→ PROBLEM REQUIREMENTS:
A faithful transcription of all the data is required.

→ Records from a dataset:
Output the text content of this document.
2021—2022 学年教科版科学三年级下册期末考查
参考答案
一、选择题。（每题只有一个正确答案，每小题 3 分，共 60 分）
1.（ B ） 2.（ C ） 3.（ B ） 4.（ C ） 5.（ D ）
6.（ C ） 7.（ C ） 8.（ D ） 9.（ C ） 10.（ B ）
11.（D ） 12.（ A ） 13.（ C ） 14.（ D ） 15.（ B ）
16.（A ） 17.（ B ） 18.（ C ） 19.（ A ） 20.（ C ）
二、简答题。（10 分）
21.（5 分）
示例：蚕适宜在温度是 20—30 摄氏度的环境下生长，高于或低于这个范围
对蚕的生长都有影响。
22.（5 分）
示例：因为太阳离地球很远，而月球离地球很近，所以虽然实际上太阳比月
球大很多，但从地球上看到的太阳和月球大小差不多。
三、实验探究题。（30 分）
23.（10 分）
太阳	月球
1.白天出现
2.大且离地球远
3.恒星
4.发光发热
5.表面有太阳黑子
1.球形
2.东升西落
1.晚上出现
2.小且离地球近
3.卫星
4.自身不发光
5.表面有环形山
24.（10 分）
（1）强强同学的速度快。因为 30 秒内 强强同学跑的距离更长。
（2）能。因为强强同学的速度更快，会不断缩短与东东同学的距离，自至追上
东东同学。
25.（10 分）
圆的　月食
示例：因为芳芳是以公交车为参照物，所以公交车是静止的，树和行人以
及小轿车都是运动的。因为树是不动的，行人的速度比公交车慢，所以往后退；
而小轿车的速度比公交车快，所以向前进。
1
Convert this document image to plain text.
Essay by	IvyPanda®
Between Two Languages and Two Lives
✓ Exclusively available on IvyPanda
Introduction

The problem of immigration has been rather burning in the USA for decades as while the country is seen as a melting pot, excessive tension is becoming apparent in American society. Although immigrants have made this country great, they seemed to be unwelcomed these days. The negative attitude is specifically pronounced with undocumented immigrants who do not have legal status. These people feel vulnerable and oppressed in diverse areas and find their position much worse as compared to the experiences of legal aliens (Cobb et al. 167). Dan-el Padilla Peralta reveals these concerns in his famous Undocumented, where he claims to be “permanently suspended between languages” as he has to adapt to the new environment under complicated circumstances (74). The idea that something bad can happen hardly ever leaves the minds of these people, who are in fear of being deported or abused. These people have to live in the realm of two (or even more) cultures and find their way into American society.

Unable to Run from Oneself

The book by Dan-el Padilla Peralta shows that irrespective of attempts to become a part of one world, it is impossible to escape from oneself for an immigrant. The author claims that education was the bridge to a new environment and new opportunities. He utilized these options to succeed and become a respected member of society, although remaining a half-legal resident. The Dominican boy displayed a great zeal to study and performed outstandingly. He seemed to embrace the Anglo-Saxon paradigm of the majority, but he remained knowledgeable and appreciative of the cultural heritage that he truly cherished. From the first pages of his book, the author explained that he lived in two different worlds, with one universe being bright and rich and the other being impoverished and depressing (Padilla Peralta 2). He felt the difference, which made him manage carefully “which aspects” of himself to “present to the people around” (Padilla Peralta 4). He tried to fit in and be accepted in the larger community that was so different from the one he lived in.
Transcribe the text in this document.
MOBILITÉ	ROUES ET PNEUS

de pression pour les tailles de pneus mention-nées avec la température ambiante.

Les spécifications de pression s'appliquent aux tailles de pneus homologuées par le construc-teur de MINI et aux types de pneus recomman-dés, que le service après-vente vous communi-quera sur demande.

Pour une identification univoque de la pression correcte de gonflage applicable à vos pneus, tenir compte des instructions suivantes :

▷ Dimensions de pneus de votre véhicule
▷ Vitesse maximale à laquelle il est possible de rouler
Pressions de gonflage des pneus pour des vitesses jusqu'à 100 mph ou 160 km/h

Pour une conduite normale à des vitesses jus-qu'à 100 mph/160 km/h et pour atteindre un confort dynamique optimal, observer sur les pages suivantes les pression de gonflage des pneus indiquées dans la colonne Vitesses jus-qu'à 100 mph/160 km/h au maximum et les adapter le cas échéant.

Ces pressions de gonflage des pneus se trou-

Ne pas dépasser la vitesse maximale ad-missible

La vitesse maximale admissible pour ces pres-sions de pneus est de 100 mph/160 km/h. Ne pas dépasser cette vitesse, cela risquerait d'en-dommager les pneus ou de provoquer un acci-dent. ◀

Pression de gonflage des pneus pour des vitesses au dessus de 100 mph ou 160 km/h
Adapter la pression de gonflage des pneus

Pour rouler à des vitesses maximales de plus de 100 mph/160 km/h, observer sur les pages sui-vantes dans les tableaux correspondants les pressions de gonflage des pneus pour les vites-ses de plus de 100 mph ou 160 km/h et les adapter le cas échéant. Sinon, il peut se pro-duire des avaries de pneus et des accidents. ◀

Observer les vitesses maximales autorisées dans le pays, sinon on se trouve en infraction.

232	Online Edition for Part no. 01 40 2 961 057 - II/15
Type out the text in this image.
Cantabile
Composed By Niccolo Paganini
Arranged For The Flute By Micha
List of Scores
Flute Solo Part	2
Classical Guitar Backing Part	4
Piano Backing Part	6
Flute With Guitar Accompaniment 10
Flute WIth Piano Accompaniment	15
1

→ EXERCISE RESULT:
Output the text content of this document.
2021—2022 学年教科版科学三年级下册期末考查
参考答案
一、选择题。（每题只有一个正确答案，每小题 3 分，共 60 分）
1.（ B ） 2.（ C ） 3.（ B ） 4.（ C ） 5.（ D ）
6.（ C ） 7.（ C ） 8.（ D ） 9.（ C ） 10.（ B ）
11.（D ） 12.（ A ） 13.（ C ） 14.（ D ） 15.（ B ）
16.（A ） 17.（ B ） 18.（ C ） 19.（ A ） 20.（ C ）
二、简答题。（10 分）
21.（5 分）
示例：蚕适宜在温度是 20—30 摄氏度的环境下生长，高于或低于这个范围
对蚕的生长都有影响。
22.（5 分）
示例：因为太阳离地球很远，而月球离地球很近，所以虽然实际上太阳比月
球大很多，但从地球上看到的太阳和月球大小差不多。
三、实验探究题。（30 分）
23.（10 分）
太阳	月球
1.白天出现
2.大且离地球远
3.恒星
4.发光发热
5.表面有太阳黑子
1.球形
2.东升西落
1.晚上出现
2.小且离地球近
3.卫星
4.自身不发光
5.表面有环形山
24.（10 分）
（1）强强同学的速度快。因为 30 秒内 强强同学跑的距离更长。
（2）能。因为强强同学的速度更快，会不断缩短与东东同学的距离，自至追上
东东同学。
25.（10 分）
圆的　月食
示例：因为芳芳是以公交车为参照物，所以公交车是静止的，树和行人以
及小轿车都是运动的。因为树是不动的，行人的速度比公交车慢，所以往后退；
而小轿车的速度比公交车快，所以向前进。
1
Convert this document image to plain text.
Essay by	IvyPanda®
Between Two Languages and Two Lives
✓ Exclusively available on IvyPanda
Introduction

The problem of immigration has been rather burning in the USA for decades as while the country is seen as a melting pot, excessive tension is becoming apparent in American society. Although immigrants have made this country great, they seemed to be unwelcomed these days. The negative attitude is specifically pronounced with undocumented immigrants who do not have legal status. These people feel vulnerable and oppressed in diverse areas and find their position much worse as compared to the experiences of legal aliens (Cobb et al. 167). Dan-el Padilla Peralta reveals these concerns in his famous Undocumented, where he claims to be “permanently suspended between languages” as he has to adapt to the new environment under complicated circumstances (74). The idea that something bad can happen hardly ever leaves the minds of these people, who are in fear of being deported or abused. These people have to live in the realm of two (or even more) cultures and find their way into American society.

Unable to Run from Oneself

The book by Dan-el Padilla Peralta shows that irrespective of attempts to become a part of one world, it is impossible to escape from oneself for an immigrant. The author claims that education was the bridge to a new environment and new opportunities. He utilized these options to succeed and become a respected member of society, although remaining a half-legal resident. The Dominican boy displayed a great zeal to study and performed outstandingly. He seemed to embrace the Anglo-Saxon paradigm of the majority, but he remained knowledgeable and appreciative of the cultural heritage that he truly cherished. From the first pages of his book, the author explained that he lived in two different worlds, with one universe being bright and rich and the other being impoverished and depressing (Padilla Peralta 2). He felt the difference, which made him manage carefully “which aspects” of himself to “present to the people around” (Padilla Peralta 4). He tried to fit in and be accepted in the larger community that was so different from the one he lived in.
Transcribe the text in this document.
MOBILITÉ	ROUES ET PNEUS

de pression pour les tailles de pneus mention-nées avec la température ambiante.

Les spécifications de pression s'appliquent aux tailles de pneus homologuées par le construc-teur de MINI et aux types de pneus recomman-dés, que le service après-vente vous communi-quera sur demande.

Pour une identification univoque de la pression correcte de gonflage applicable à vos pneus, tenir compte des instructions suivantes :

▷ Dimensions de pneus de votre véhicule
▷ Vitesse maximale à laquelle il est possible de rouler
Pressions de gonflage des pneus pour des vitesses jusqu'à 100 mph ou 160 km/h

Pour une conduite normale à des vitesses jus-qu'à 100 mph/160 km/h et pour atteindre un confort dynamique optimal, observer sur les pages suivantes les pression de gonflage des pneus indiquées dans la colonne Vitesses jus-qu'à 100 mph/160 km/h au maximum et les adapter le cas échéant.

Ces pressions de gonflage des pneus se trou-

Ne pas dépasser la vitesse maximale ad-missible

La vitesse maximale admissible pour ces pres-sions de pneus est de 100 mph/160 km/h. Ne pas dépasser cette vitesse, cela risquerait d'en-dommager les pneus ou de provoquer un acci-dent. ◀

Pression de gonflage des pneus pour des vitesses au dessus de 100 mph ou 160 km/h
Adapter la pression de gonflage des pneus

Pour rouler à des vitesses maximales de plus de 100 mph/160 km/h, observer sur les pages sui-vantes dans les tableaux correspondants les pressions de gonflage des pneus pour les vites-ses de plus de 100 mph ou 160 km/h et les adapter le cas échéant. Sinon, il peut se pro-duire des avaries de pneus et des accidents. ◀

Observer les vitesses maximales autorisées dans le pays, sinon on se trouve en infraction.

232	Online Edition for Part no. 01 40 2 961 057 - II/15
Type out the text in this image.
Cantabile
Composed By Niccolo Paganini
Arranged For The Flute By Micha
List of Scores
Flute Solo Part	2
Classical Guitar Backing Part	4
Piano Backing Part	6
Flute With Guitar Accompaniment 10
Flute WIth Piano Accompaniment	15
1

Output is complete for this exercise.